## begin RECORDS FOR PROCESSING

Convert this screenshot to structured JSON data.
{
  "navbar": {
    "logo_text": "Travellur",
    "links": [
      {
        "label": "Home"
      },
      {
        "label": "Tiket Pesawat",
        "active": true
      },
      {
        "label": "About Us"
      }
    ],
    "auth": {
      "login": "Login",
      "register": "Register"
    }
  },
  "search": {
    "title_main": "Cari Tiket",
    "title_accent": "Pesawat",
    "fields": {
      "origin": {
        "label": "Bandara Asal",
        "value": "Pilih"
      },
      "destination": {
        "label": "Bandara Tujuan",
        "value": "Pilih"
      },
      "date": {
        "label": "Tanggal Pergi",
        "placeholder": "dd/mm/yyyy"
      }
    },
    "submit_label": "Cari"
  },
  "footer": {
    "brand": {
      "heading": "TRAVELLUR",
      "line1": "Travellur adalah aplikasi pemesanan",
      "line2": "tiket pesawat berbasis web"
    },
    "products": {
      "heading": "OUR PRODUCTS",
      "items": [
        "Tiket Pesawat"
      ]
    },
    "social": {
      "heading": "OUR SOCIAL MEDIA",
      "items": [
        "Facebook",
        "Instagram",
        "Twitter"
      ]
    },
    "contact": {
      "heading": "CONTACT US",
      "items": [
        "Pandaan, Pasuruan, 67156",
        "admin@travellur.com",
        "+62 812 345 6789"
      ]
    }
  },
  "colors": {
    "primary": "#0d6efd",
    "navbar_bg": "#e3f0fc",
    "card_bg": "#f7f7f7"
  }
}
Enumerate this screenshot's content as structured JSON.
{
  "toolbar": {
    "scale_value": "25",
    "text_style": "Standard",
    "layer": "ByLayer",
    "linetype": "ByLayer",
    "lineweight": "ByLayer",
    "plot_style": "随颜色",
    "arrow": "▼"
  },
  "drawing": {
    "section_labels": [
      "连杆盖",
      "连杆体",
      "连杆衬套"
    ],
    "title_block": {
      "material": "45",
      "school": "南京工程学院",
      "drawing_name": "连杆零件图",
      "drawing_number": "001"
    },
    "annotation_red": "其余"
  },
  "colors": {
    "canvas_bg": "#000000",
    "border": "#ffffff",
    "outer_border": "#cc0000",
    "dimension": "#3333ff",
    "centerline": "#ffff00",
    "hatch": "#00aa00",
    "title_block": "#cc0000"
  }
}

## end RECORDS FOR PROCESSING

GIVEN PROBLEM
Your task is to output all of the data above word for word.

PROBLEM SOLUTION
Convert this screenshot to structured JSON data.
{
  "navbar": {
    "logo_text": "Travellur",
    "links": [
      {
        "label": "Home"
      },
      {
        "label": "Tiket Pesawat",
        "active": true
      },
      {
        "label": "About Us"
      }
    ],
    "auth": {
      "login": "Login",
      "register": "Register"
    }
  },
  "search": {
    "title_main": "Cari Tiket",
    "title_accent": "Pesawat",
    "fields": {
      "origin": {
        "label": "Bandara Asal",
        "value": "Pilih"
      },
      "destination": {
        "label": "Bandara Tujuan",
        "value": "Pilih"
      },
      "date": {
        "label": "Tanggal Pergi",
        "placeholder": "dd/mm/yyyy"
      }
    },
    "submit_label": "Cari"
  },
  "footer": {
    "brand": {
      "heading": "TRAVELLUR",
      "line1": "Travellur adalah aplikasi pemesanan",
      "line2": "tiket pesawat berbasis web"
    },
    "products": {
      "heading": "OUR PRODUCTS",
      "items": [
        "Tiket Pesawat"
      ]
    },
    "social": {
      "heading": "OUR SOCIAL MEDIA",
      "items": [
        "Facebook",
        "Instagram",
        "Twitter"
      ]
    },
    "contact": {
      "heading": "CONTACT US",
      "items": [
        "Pandaan, Pasuruan, 67156",
        "admin@travellur.com",
        "+62 812 345 6789"
      ]
    }
  },
  "colors": {
    "primary": "#0d6efd",
    "navbar_bg": "#e3f0fc",
    "card_bg": "#f7f7f7"
  }
}
Enumerate this screenshot's content as structured JSON.
{
  "toolbar": {
    "scale_value": "25",
    "text_style": "Standard",
    "layer": "ByLayer",
    "linetype": "ByLayer",
    "lineweight": "ByLayer",
    "plot_style": "随颜色",
    "arrow": "▼"
  },
  "drawing": {
    "section_labels": [
      "连杆盖",
      "连杆体",
      "连杆衬套"
    ],
    "title_block": {
      "material": "45",
      "school": "南京工程学院",
      "drawing_name": "连杆零件图",
      "drawing_number": "001"
    },
    "annotation_red": "其余"
  },
  "colors": {
    "canvas_bg": "#000000",
    "border": "#ffffff",
    "outer_border": "#cc0000",
    "dimension": "#3333ff",
    "centerline": "#ffff00",
    "hatch": "#00aa00",
    "title_block": "#cc0000"
  }
}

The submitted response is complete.